◆ **WHAT YOU NEED TO DO**:
Count up the lines in the following listing that hold the word "name", then give only that count.

◆ **THE DATA**:
-----
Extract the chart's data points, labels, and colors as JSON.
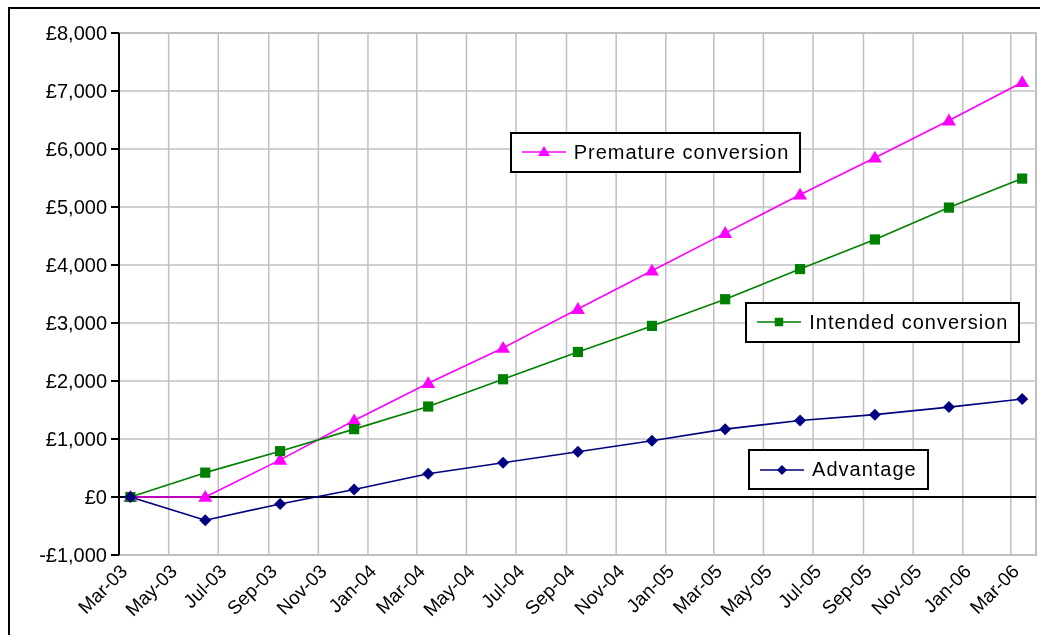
{
  "chart_data": {
    "type": "line",
    "x": [
      "2003-03-15",
      "2003-06-15",
      "2003-09-15",
      "2003-12-15",
      "2004-03-15",
      "2004-06-15",
      "2004-09-15",
      "2004-12-15",
      "2005-03-15",
      "2005-06-15",
      "2005-09-15",
      "2005-12-15",
      "2006-03-15"
    ],
    "series": [
      {
        "name": "Premature conversion",
        "color": "#ff00ff",
        "marker": "triangle",
        "values": [
          0,
          0,
          640,
          1320,
          1960,
          2570,
          3240,
          3900,
          4550,
          5210,
          5850,
          6490,
          7150
        ]
      },
      {
        "name": "Intended conversion",
        "color": "#008000",
        "marker": "square",
        "values": [
          0,
          420,
          790,
          1170,
          1560,
          2030,
          2500,
          2950,
          3410,
          3930,
          4440,
          4990,
          5490
        ]
      },
      {
        "name": "Advantage",
        "color": "#000080",
        "marker": "diamond",
        "values": [
          0,
          -400,
          -120,
          130,
          400,
          590,
          780,
          970,
          1170,
          1320,
          1420,
          1550,
          1690
        ]
      }
    ],
    "xlim": [
      "2003-03-01",
      "2006-04-01"
    ],
    "xticks": [
      {
        "value": "2003-03-01",
        "label": "Mar-03"
      },
      {
        "value": "2003-05-01",
        "label": "May-03"
      },
      {
        "value": "2003-07-01",
        "label": "Jul-03"
      },
      {
        "value": "2003-09-01",
        "label": "Sep-03"
      },
      {
        "value": "2003-11-01",
        "label": "Nov-03"
      },
      {
        "value": "2004-01-01",
        "label": "Jan-04"
      },
      {
        "value": "2004-03-01",
        "label": "Mar-04"
      },
      {
        "value": "2004-05-01",
        "label": "May-04"
      },
      {
        "value": "2004-07-01",
        "label": "Jul-04"
      },
      {
        "value": "2004-09-01",
        "label": "Sep-04"
      },
      {
        "value": "2004-11-01",
        "label": "Nov-04"
      },
      {
        "value": "2005-01-01",
        "label": "Jan-05"
      },
      {
        "value": "2005-03-01",
        "label": "Mar-05"
      },
      {
        "value": "2005-05-01",
        "label": "May-05"
      },
      {
        "value": "2005-07-01",
        "label": "Jul-05"
      },
      {
        "value": "2005-09-01",
        "label": "Sep-05"
      },
      {
        "value": "2005-11-01",
        "label": "Nov-05"
      },
      {
        "value": "2006-01-01",
        "label": "Jan-06"
      },
      {
        "value": "2006-03-01",
        "label": "Mar-06"
      }
    ],
    "ylim": [
      -1000,
      8000
    ],
    "yticks": [
      {
        "value": -1000,
        "label": "-£1,000"
      },
      {
        "value": 0,
        "label": "£0"
      },
      {
        "value": 1000,
        "label": "£1,000"
      },
      {
        "value": 2000,
        "label": "£2,000"
      },
      {
        "value": 3000,
        "label": "£3,000"
      },
      {
        "value": 4000,
        "label": "£4,000"
      },
      {
        "value": 5000,
        "label": "£5,000"
      },
      {
        "value": 6000,
        "label": "£6,000"
      },
      {
        "value": 7000,
        "label": "£7,000"
      },
      {
        "value": 8000,
        "label": "£8,000"
      }
    ],
    "ref_lines": [
      {
        "axis": "y",
        "value": 0,
        "color": "#000000"
      }
    ],
    "grid": true,
    "legend": "right"
  }
}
-----
◆ **TASK SOLUTION**:
3